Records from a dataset
%%

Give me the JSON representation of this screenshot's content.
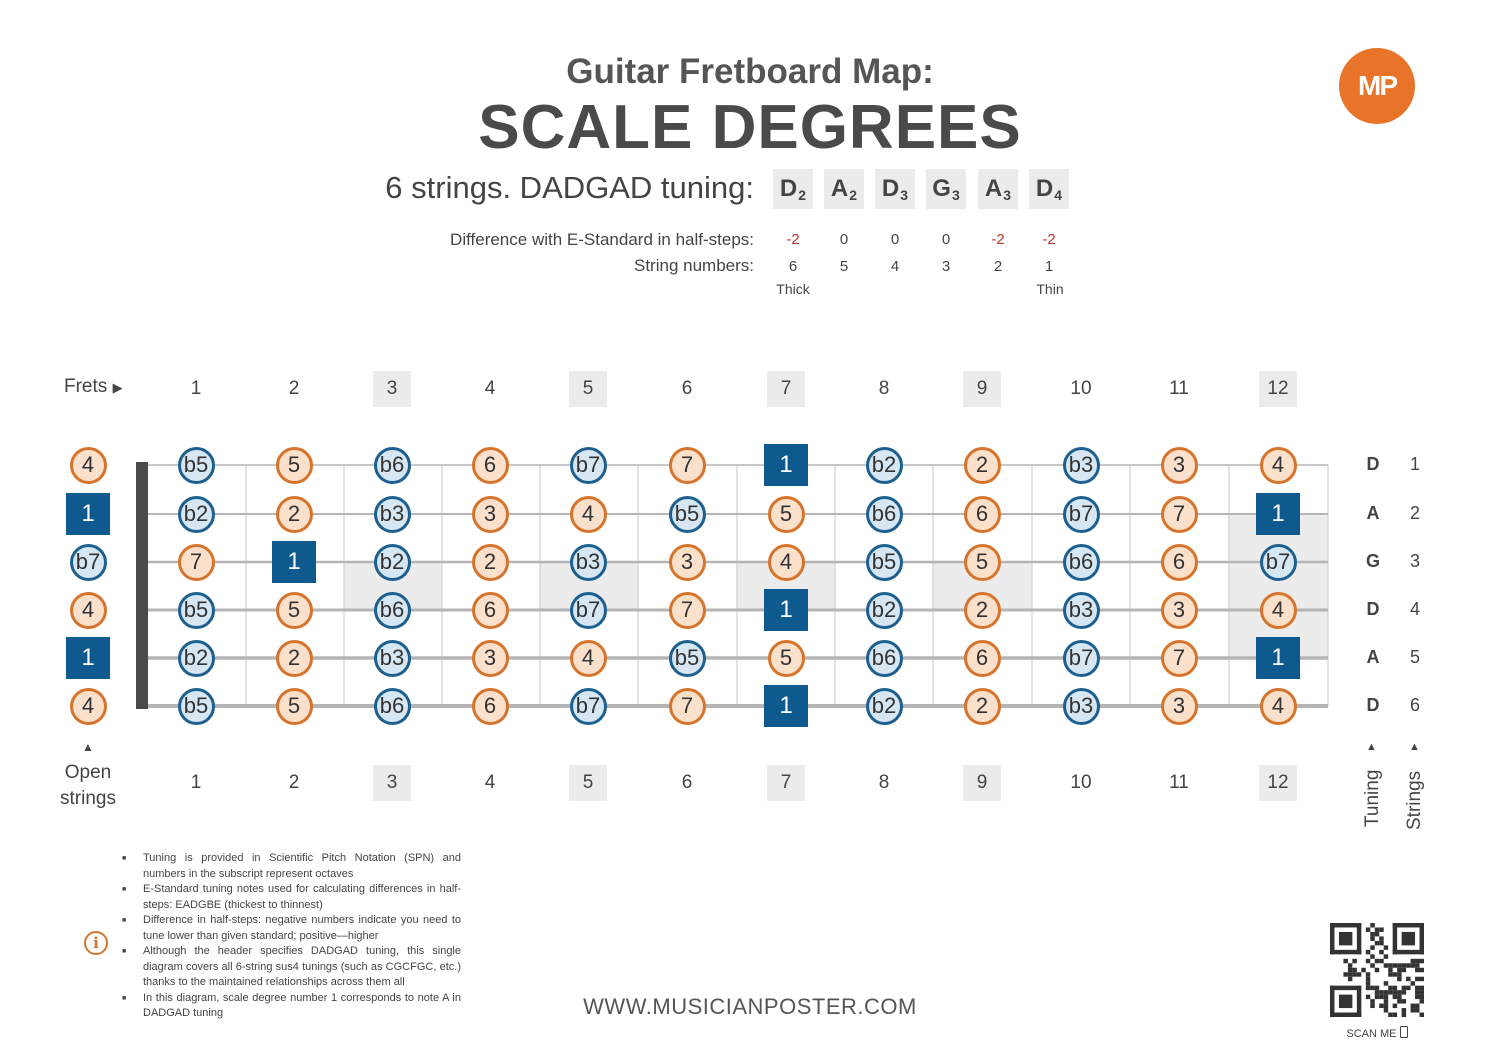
{
  "title": "Guitar Fretboard Map:",
  "subtitle": "SCALE DEGREES",
  "tuning_label": "6 strings. DADGAD tuning:",
  "tuning_notes": [
    {
      "note": "D",
      "octave": "2"
    },
    {
      "note": "A",
      "octave": "2"
    },
    {
      "note": "D",
      "octave": "3"
    },
    {
      "note": "G",
      "octave": "3"
    },
    {
      "note": "A",
      "octave": "3"
    },
    {
      "note": "D",
      "octave": "4"
    }
  ],
  "difference_label": "Difference with E-Standard in half-steps:",
  "differences": [
    "-2",
    "0",
    "0",
    "0",
    "-2",
    "-2"
  ],
  "string_numbers_label": "String numbers:",
  "string_numbers": [
    "6",
    "5",
    "4",
    "3",
    "2",
    "1"
  ],
  "thick_label": "Thick",
  "thin_label": "Thin",
  "frets_label": "Frets",
  "fret_numbers": [
    "1",
    "2",
    "3",
    "4",
    "5",
    "6",
    "7",
    "8",
    "9",
    "10",
    "11",
    "12"
  ],
  "highlighted_frets": [
    "3",
    "5",
    "7",
    "9",
    "12"
  ],
  "open_strings_label": "Open strings",
  "open_strings": [
    "4",
    "1",
    "b7",
    "4",
    "1",
    "4"
  ],
  "fretboard": [
    [
      "b5",
      "5",
      "b6",
      "6",
      "b7",
      "7",
      "1",
      "b2",
      "2",
      "b3",
      "3",
      "4"
    ],
    [
      "b2",
      "2",
      "b3",
      "3",
      "4",
      "b5",
      "5",
      "b6",
      "6",
      "b7",
      "7",
      "1"
    ],
    [
      "7",
      "1",
      "b2",
      "2",
      "b3",
      "3",
      "4",
      "b5",
      "5",
      "b6",
      "6",
      "b7"
    ],
    [
      "b5",
      "5",
      "b6",
      "6",
      "b7",
      "7",
      "1",
      "b2",
      "2",
      "b3",
      "3",
      "4"
    ],
    [
      "b2",
      "2",
      "b3",
      "3",
      "4",
      "b5",
      "5",
      "b6",
      "6",
      "b7",
      "7",
      "1"
    ],
    [
      "b5",
      "5",
      "b6",
      "6",
      "b7",
      "7",
      "1",
      "b2",
      "2",
      "b3",
      "3",
      "4"
    ]
  ],
  "right_tuning": [
    "D",
    "A",
    "G",
    "D",
    "A",
    "D"
  ],
  "right_strings": [
    "1",
    "2",
    "3",
    "4",
    "5",
    "6"
  ],
  "tuning_axis_label": "Tuning",
  "strings_axis_label": "Strings",
  "colors": {
    "orange": "#d7742b",
    "blue": "#1d5f8f",
    "root": "#0e5a8f"
  },
  "notes": [
    "Tuning is provided in Scientific Pitch Notation (SPN) and numbers in the subscript represent octaves",
    "E-Standard tuning notes used for calculating differences in half-steps: EADGBE (thickest to thinnest)",
    "Difference in half-steps: negative numbers indicate you need to tune lower than given standard; positive—higher",
    "Although the header specifies DADGAD tuning, this single diagram covers all 6-string sus4 tunings (such as CGCFGC, etc.) thanks to the maintained relationships across them all",
    "In this diagram, scale degree number 1 corresponds to note A in DADGAD tuning"
  ],
  "website": "WWW.MUSICIANPOSTER.COM",
  "scan_me": "SCAN ME",
  "logo_text": "MP"
}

%%

> What to do: Without the pictures, output the full listing exactly as it stands.

> Output of the exercise:
Give me the JSON representation of this screenshot's content.
{
  "title": "Guitar Fretboard Map:",
  "subtitle": "SCALE DEGREES",
  "tuning_label": "6 strings. DADGAD tuning:",
  "tuning_notes": [
    {
      "note": "D",
      "octave": "2"
    },
    {
      "note": "A",
      "octave": "2"
    },
    {
      "note": "D",
      "octave": "3"
    },
    {
      "note": "G",
      "octave": "3"
    },
    {
      "note": "A",
      "octave": "3"
    },
    {
      "note": "D",
      "octave": "4"
    }
  ],
  "difference_label": "Difference with E-Standard in half-steps:",
  "differences": [
    "-2",
    "0",
    "0",
    "0",
    "-2",
    "-2"
  ],
  "string_numbers_label": "String numbers:",
  "string_numbers": [
    "6",
    "5",
    "4",
    "3",
    "2",
    "1"
  ],
  "thick_label": "Thick",
  "thin_label": "Thin",
  "frets_label": "Frets",
  "fret_numbers": [
    "1",
    "2",
    "3",
    "4",
    "5",
    "6",
    "7",
    "8",
    "9",
    "10",
    "11",
    "12"
  ],
  "highlighted_frets": [
    "3",
    "5",
    "7",
    "9",
    "12"
  ],
  "open_strings_label": "Open strings",
  "open_strings": [
    "4",
    "1",
    "b7",
    "4",
    "1",
    "4"
  ],
  "fretboard": [
    [
      "b5",
      "5",
      "b6",
      "6",
      "b7",
      "7",
      "1",
      "b2",
      "2",
      "b3",
      "3",
      "4"
    ],
    [
      "b2",
      "2",
      "b3",
      "3",
      "4",
      "b5",
      "5",
      "b6",
      "6",
      "b7",
      "7",
      "1"
    ],
    [
      "7",
      "1",
      "b2",
      "2",
      "b3",
      "3",
      "4",
      "b5",
      "5",
      "b6",
      "6",
      "b7"
    ],
    [
      "b5",
      "5",
      "b6",
      "6",
      "b7",
      "7",
      "1",
      "b2",
      "2",
      "b3",
      "3",
      "4"
    ],
    [
      "b2",
      "2",
      "b3",
      "3",
      "4",
      "b5",
      "5",
      "b6",
      "6",
      "b7",
      "7",
      "1"
    ],
    [
      "b5",
      "5",
      "b6",
      "6",
      "b7",
      "7",
      "1",
      "b2",
      "2",
      "b3",
      "3",
      "4"
    ]
  ],
  "right_tuning": [
    "D",
    "A",
    "G",
    "D",
    "A",
    "D"
  ],
  "right_strings": [
    "1",
    "2",
    "3",
    "4",
    "5",
    "6"
  ],
  "tuning_axis_label": "Tuning",
  "strings_axis_label": "Strings",
  "colors": {
    "orange": "#d7742b",
    "blue": "#1d5f8f",
    "root": "#0e5a8f"
  },
  "notes": [
    "Tuning is provided in Scientific Pitch Notation (SPN) and numbers in the subscript represent octaves",
    "E-Standard tuning notes used for calculating differences in half-steps: EADGBE (thickest to thinnest)",
    "Difference in half-steps: negative numbers indicate you need to tune lower than given standard; positive—higher",
    "Although the header specifies DADGAD tuning, this single diagram covers all 6-string sus4 tunings (such as CGCFGC, etc.) thanks to the maintained relationships across them all",
    "In this diagram, scale degree number 1 corresponds to note A in DADGAD tuning"
  ],
  "website": "WWW.MUSICIANPOSTER.COM",
  "scan_me": "SCAN ME",
  "logo_text": "MP"
}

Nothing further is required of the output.